**DATA SECTION:**
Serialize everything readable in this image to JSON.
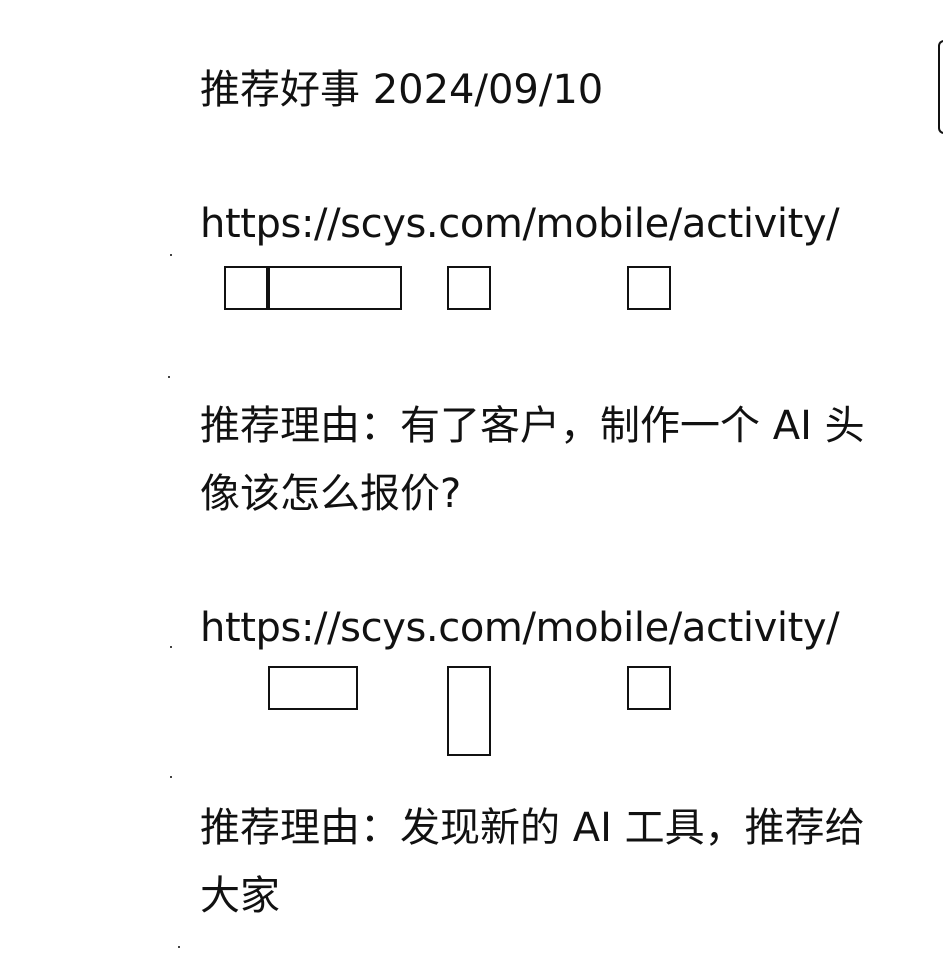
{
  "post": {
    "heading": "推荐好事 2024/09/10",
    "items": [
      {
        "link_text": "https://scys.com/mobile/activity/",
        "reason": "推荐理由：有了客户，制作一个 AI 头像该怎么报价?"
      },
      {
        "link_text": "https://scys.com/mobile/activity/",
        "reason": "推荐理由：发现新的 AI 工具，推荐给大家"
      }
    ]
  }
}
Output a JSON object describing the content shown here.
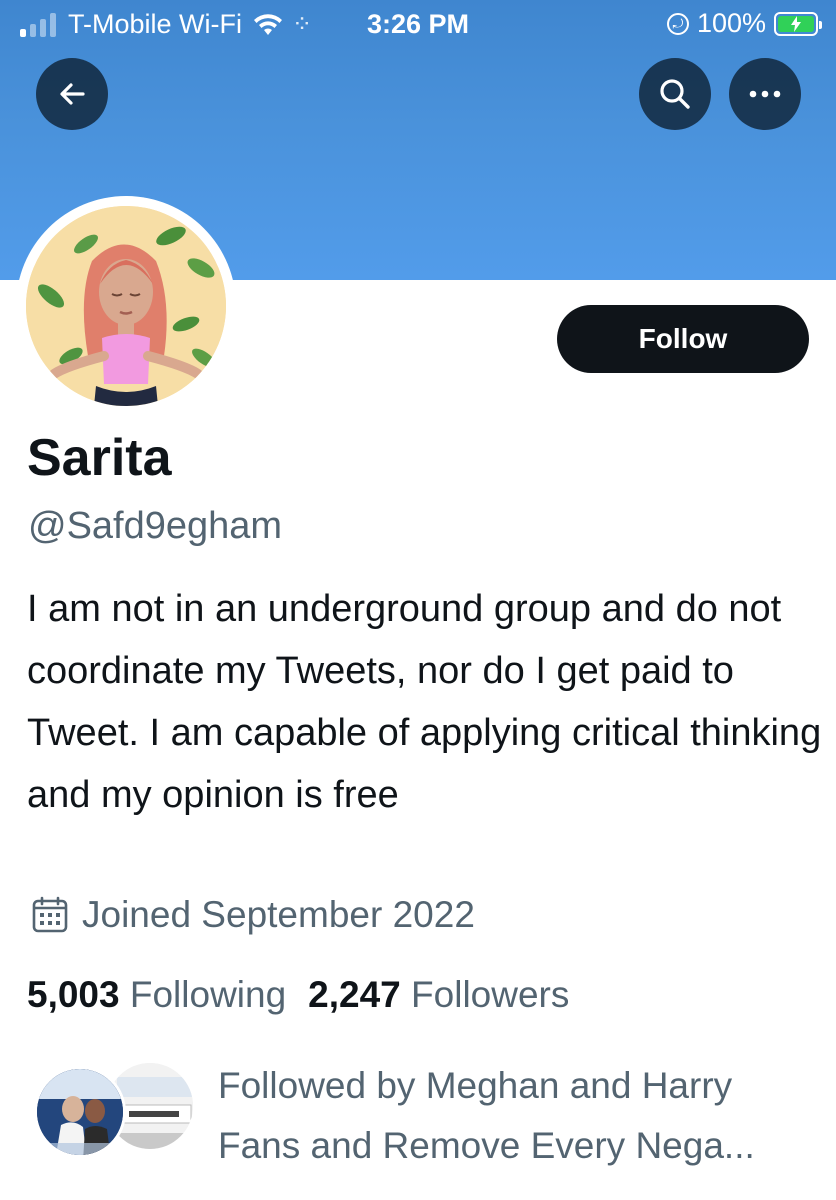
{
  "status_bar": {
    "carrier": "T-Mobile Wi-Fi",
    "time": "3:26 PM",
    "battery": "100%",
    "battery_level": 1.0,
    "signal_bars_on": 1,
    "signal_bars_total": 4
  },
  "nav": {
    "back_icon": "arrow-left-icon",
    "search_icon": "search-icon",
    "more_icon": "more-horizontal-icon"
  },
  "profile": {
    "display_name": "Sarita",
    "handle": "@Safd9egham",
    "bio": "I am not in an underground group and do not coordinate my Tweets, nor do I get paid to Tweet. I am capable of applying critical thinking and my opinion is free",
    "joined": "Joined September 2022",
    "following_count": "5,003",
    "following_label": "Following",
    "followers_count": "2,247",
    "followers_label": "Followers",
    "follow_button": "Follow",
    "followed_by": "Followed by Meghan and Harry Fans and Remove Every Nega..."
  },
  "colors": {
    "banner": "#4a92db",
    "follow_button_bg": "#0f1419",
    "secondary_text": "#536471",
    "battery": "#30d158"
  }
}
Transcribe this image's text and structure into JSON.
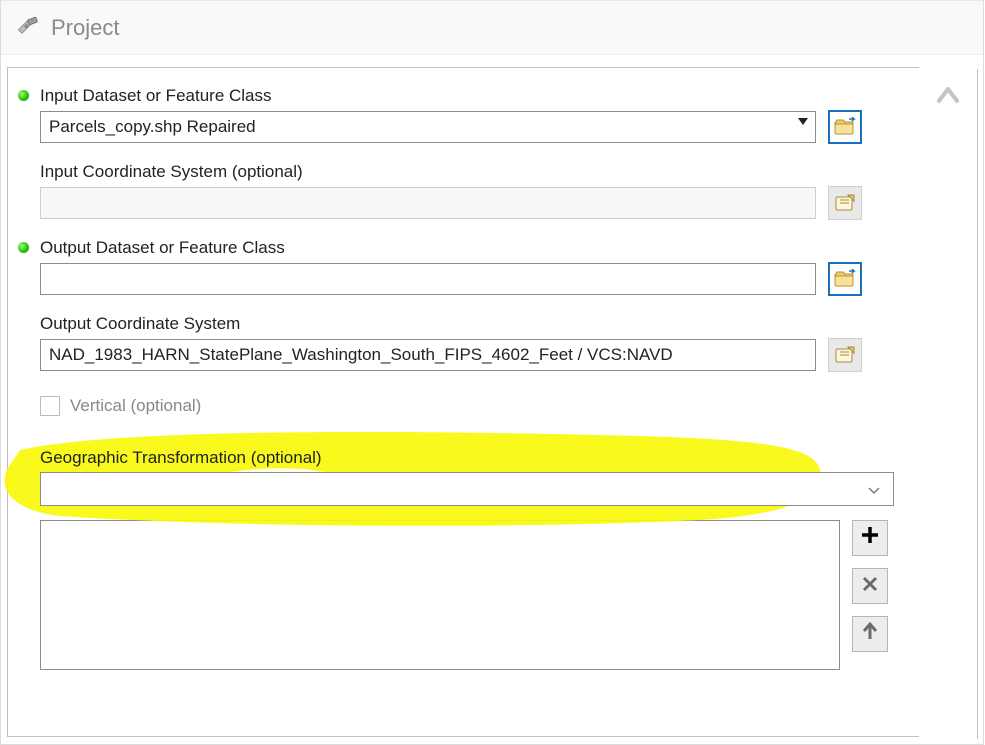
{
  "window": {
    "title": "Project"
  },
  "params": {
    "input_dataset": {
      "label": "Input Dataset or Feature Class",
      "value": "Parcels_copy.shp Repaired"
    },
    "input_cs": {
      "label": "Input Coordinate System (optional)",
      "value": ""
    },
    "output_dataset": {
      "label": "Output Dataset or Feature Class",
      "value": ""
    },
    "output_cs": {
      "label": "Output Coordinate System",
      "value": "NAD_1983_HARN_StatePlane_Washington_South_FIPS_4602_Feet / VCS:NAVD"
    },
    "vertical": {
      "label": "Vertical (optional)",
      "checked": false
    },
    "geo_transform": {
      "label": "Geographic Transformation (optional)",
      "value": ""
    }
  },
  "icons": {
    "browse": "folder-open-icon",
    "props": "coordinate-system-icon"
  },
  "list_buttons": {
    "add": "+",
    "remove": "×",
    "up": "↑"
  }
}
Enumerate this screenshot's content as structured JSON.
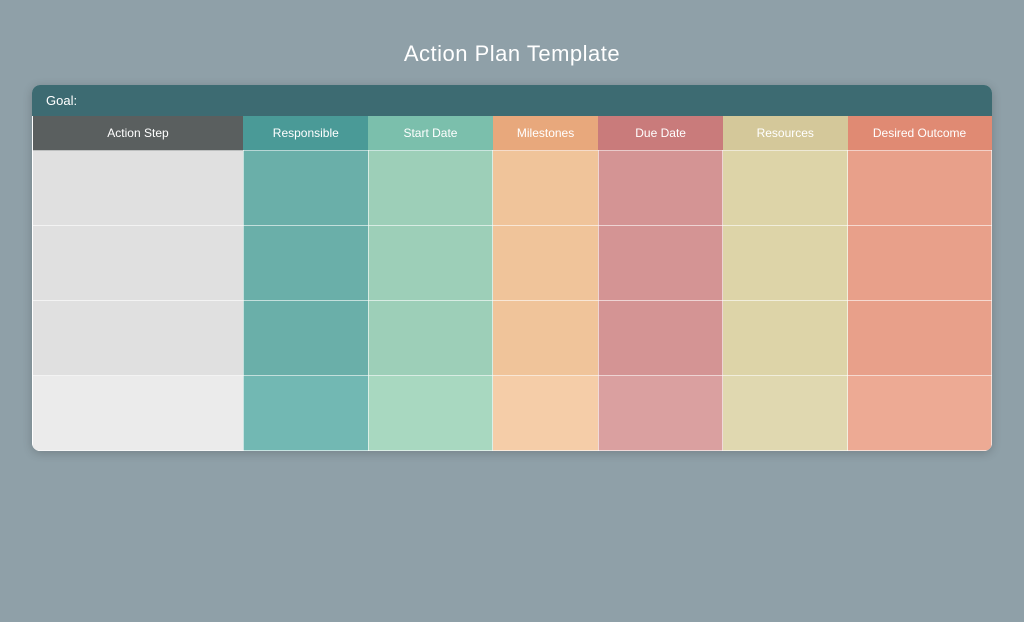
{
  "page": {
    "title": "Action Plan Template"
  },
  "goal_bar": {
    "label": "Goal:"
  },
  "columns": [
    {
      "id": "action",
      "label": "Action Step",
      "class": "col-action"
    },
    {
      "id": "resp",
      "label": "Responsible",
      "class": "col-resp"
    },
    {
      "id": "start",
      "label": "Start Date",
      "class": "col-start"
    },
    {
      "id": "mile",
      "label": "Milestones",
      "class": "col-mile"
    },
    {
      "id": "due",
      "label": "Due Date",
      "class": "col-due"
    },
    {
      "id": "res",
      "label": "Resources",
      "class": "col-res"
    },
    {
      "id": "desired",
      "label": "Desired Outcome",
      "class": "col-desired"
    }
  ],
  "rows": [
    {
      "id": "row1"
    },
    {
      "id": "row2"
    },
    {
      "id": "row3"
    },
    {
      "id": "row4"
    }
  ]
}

**DO THIS:** Repeat every record precisely. Any picture among them stays out of the copy.

**TASK SOLUTION:**
Serialize everything readable in this image to JSON.
{
  "post": {
    "heading": "推荐好事 2024/09/10",
    "items": [
      {
        "link_text": "https://scys.com/mobile/activity/",
        "reason": "推荐理由：有了客户，制作一个 AI 头像该怎么报价?"
      },
      {
        "link_text": "https://scys.com/mobile/activity/",
        "reason": "推荐理由：发现新的 AI 工具，推荐给大家"
      }
    ]
  }
}
Output a JSON object describing the content shown here.
{
  "status_bar": {
    "carrier": "T-Mobile Wi-Fi",
    "time": "3:26 PM",
    "battery": "100%",
    "battery_level": 1.0,
    "signal_bars_on": 1,
    "signal_bars_total": 4
  },
  "nav": {
    "back_icon": "arrow-left-icon",
    "search_icon": "search-icon",
    "more_icon": "more-horizontal-icon"
  },
  "profile": {
    "display_name": "Sarita",
    "handle": "@Safd9egham",
    "bio": "I am not in an underground group and do not coordinate my Tweets, nor do I get paid to Tweet. I am capable of applying critical thinking and my opinion is free",
    "joined": "Joined September 2022",
    "following_count": "5,003",
    "following_label": "Following",
    "followers_count": "2,247",
    "followers_label": "Followers",
    "follow_button": "Follow",
    "followed_by": "Followed by Meghan and Harry Fans and Remove Every Nega..."
  },
  "colors": {
    "banner": "#4a92db",
    "follow_button_bg": "#0f1419",
    "secondary_text": "#536471",
    "battery": "#30d158"
  }
}
Transcribe this image's text and structure into JSON.
{
  "window": {
    "title": "Project"
  },
  "params": {
    "input_dataset": {
      "label": "Input Dataset or Feature Class",
      "value": "Parcels_copy.shp Repaired"
    },
    "input_cs": {
      "label": "Input Coordinate System (optional)",
      "value": ""
    },
    "output_dataset": {
      "label": "Output Dataset or Feature Class",
      "value": ""
    },
    "output_cs": {
      "label": "Output Coordinate System",
      "value": "NAD_1983_HARN_StatePlane_Washington_South_FIPS_4602_Feet / VCS:NAVD"
    },
    "vertical": {
      "label": "Vertical (optional)",
      "checked": false
    },
    "geo_transform": {
      "label": "Geographic Transformation (optional)",
      "value": ""
    }
  },
  "icons": {
    "browse": "folder-open-icon",
    "props": "coordinate-system-icon"
  },
  "list_buttons": {
    "add": "+",
    "remove": "×",
    "up": "↑"
  }
}
Enumerate this screenshot's content as structured JSON.
{
  "page": {
    "title": "Action Plan Template"
  },
  "goal_bar": {
    "label": "Goal:"
  },
  "columns": [
    {
      "id": "action",
      "label": "Action Step",
      "class": "col-action"
    },
    {
      "id": "resp",
      "label": "Responsible",
      "class": "col-resp"
    },
    {
      "id": "start",
      "label": "Start Date",
      "class": "col-start"
    },
    {
      "id": "mile",
      "label": "Milestones",
      "class": "col-mile"
    },
    {
      "id": "due",
      "label": "Due Date",
      "class": "col-due"
    },
    {
      "id": "res",
      "label": "Resources",
      "class": "col-res"
    },
    {
      "id": "desired",
      "label": "Desired Outcome",
      "class": "col-desired"
    }
  ],
  "rows": [
    {
      "id": "row1"
    },
    {
      "id": "row2"
    },
    {
      "id": "row3"
    },
    {
      "id": "row4"
    }
  ]
}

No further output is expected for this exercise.